* [Exercise brief] Find every line in the records that holds the string "Hardwood". Copy each one.

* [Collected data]

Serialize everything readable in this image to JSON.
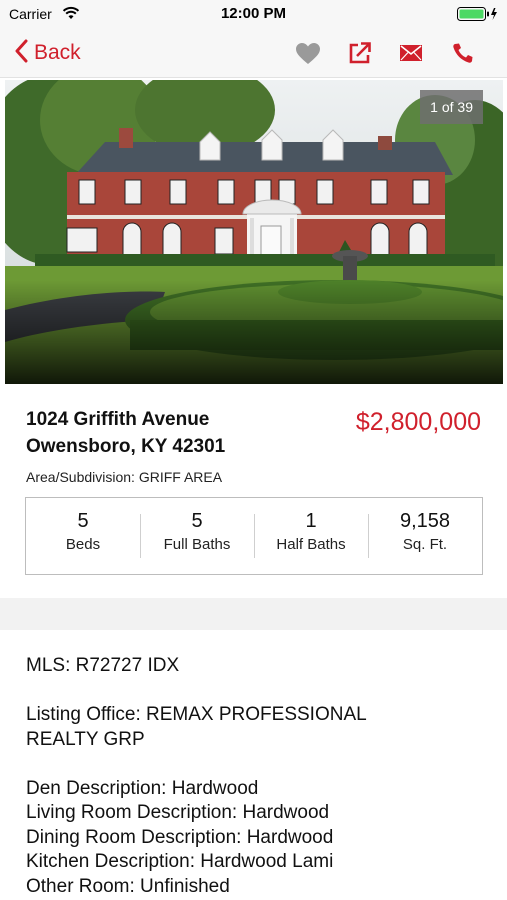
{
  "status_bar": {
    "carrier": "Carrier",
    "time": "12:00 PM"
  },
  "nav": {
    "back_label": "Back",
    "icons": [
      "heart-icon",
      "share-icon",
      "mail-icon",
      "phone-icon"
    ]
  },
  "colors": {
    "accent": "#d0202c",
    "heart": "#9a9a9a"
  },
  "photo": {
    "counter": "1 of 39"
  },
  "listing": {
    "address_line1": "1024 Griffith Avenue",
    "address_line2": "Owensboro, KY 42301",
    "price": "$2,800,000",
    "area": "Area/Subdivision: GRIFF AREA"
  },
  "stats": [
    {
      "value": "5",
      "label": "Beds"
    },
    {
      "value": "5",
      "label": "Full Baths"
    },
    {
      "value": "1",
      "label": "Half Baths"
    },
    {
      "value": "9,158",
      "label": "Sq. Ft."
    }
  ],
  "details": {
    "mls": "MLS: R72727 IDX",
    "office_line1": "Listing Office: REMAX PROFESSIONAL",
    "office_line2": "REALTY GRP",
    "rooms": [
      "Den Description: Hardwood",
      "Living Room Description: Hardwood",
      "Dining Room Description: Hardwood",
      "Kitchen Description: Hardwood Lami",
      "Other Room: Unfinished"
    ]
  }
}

* [Exercise answer]
      "Den Description: Hardwood",
      "Living Room Description: Hardwood",
      "Dining Room Description: Hardwood",
      "Kitchen Description: Hardwood Lami",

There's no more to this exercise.